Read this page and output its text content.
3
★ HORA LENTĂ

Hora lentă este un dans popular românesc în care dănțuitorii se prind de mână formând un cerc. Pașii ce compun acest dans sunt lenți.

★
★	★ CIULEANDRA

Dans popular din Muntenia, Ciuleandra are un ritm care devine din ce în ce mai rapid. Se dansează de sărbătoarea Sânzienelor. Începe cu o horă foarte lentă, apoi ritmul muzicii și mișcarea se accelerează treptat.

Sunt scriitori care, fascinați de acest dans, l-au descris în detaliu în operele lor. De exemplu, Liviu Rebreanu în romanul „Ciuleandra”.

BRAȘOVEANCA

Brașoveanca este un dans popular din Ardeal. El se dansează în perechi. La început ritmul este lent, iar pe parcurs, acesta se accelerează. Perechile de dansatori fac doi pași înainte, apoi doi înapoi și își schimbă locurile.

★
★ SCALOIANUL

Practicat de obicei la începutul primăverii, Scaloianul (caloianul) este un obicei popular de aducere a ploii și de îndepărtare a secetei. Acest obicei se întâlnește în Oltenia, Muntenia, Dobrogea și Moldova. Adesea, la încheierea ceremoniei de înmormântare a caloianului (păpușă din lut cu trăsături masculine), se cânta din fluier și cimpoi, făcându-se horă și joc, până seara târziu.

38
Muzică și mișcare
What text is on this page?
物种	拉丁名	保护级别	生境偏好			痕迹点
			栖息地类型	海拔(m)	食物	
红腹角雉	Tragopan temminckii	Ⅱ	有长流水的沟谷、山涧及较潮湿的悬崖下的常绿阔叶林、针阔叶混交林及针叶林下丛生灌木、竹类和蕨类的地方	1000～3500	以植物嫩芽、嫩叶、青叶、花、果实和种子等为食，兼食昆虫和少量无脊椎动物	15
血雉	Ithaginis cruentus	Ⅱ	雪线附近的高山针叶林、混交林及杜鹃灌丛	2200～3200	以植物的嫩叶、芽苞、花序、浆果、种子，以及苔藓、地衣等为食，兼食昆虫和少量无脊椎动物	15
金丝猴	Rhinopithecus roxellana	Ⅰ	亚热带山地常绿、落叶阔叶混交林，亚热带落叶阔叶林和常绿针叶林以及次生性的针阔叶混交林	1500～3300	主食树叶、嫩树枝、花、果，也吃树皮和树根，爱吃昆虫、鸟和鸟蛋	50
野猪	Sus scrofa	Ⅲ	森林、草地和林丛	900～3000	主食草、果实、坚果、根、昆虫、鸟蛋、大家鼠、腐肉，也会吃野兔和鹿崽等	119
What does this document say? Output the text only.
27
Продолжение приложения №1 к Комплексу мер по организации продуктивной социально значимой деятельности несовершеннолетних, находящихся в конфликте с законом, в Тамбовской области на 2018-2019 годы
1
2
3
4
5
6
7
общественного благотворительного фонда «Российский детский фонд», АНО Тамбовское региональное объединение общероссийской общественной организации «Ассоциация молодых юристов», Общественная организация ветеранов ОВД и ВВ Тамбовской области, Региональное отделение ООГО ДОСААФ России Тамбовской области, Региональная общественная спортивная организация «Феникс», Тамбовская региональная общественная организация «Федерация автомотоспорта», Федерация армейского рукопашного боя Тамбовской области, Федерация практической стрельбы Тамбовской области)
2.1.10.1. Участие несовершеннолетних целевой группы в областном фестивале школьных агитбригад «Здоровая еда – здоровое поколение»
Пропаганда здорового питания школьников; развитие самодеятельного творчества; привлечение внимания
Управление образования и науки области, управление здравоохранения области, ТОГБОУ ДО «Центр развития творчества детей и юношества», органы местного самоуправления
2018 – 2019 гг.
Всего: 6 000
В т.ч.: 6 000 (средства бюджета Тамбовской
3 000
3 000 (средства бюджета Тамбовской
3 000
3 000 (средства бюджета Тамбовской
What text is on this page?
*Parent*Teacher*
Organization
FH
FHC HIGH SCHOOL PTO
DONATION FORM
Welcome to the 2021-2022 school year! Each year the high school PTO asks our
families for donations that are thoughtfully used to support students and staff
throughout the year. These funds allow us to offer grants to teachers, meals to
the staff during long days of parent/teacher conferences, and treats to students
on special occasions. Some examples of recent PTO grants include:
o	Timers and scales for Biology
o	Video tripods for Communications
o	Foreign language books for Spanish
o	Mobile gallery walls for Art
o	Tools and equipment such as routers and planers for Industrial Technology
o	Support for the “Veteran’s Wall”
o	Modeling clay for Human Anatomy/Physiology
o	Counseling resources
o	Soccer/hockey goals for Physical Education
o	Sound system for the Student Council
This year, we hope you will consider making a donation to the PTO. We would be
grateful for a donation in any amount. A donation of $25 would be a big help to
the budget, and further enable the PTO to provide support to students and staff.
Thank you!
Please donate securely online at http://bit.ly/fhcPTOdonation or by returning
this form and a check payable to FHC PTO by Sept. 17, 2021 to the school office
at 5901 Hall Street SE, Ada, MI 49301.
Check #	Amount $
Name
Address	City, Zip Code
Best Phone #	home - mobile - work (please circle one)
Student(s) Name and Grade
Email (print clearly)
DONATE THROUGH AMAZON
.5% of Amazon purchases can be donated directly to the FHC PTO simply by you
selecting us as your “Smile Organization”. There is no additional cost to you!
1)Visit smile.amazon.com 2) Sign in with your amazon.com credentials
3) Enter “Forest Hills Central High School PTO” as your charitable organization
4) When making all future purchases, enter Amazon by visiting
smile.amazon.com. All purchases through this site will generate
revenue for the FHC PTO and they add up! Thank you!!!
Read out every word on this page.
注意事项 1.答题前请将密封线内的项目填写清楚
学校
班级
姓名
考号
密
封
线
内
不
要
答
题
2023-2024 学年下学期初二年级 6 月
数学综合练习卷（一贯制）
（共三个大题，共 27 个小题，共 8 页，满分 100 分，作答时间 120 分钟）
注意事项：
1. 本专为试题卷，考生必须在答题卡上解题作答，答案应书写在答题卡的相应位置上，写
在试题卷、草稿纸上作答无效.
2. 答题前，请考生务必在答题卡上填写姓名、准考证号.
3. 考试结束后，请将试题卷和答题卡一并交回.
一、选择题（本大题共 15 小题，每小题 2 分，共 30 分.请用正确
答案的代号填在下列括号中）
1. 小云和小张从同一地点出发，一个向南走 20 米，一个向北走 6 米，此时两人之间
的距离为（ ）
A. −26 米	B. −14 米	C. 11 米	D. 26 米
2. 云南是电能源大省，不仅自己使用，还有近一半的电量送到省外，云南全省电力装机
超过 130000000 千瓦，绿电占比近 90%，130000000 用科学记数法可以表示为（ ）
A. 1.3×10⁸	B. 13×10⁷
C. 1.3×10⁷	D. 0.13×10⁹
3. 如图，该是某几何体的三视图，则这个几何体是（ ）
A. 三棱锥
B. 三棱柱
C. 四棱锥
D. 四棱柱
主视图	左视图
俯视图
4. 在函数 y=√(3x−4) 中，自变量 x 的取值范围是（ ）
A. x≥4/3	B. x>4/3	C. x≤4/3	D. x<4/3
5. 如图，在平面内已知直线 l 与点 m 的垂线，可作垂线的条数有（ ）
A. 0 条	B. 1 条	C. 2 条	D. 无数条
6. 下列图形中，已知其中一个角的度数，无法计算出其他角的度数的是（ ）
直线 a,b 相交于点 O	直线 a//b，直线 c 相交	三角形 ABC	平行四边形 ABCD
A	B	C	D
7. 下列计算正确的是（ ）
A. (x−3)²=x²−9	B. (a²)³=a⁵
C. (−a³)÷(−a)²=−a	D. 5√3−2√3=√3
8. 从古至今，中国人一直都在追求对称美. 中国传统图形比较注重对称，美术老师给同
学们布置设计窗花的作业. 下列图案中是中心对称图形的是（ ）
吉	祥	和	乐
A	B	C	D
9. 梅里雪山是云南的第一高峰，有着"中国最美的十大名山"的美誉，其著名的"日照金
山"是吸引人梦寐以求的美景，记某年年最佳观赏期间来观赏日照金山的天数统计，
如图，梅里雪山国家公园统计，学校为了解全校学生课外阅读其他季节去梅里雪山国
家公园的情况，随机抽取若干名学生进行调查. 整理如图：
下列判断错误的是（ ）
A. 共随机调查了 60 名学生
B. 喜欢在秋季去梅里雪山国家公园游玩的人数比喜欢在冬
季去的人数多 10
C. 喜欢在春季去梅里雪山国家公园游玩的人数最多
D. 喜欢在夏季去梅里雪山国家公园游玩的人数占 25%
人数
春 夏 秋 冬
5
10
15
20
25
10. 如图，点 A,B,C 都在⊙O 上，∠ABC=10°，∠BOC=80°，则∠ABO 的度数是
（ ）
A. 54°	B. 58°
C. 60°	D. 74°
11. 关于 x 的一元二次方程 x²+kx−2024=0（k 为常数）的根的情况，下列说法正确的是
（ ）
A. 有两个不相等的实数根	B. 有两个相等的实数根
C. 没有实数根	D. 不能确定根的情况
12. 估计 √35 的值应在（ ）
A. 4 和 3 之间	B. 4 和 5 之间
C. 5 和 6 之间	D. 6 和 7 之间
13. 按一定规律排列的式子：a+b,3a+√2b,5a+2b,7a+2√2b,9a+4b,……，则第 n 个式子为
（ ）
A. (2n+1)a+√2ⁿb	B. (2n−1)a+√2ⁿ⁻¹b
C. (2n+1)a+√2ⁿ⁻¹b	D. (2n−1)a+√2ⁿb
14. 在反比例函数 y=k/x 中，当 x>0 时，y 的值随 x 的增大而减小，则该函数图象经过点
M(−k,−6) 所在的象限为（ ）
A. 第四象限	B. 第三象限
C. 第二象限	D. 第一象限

▬▬▬▬▬▬

What the task requires — Find how many lines hold the string "несовершеннолетних", and state that number alone.

Answer in full — 2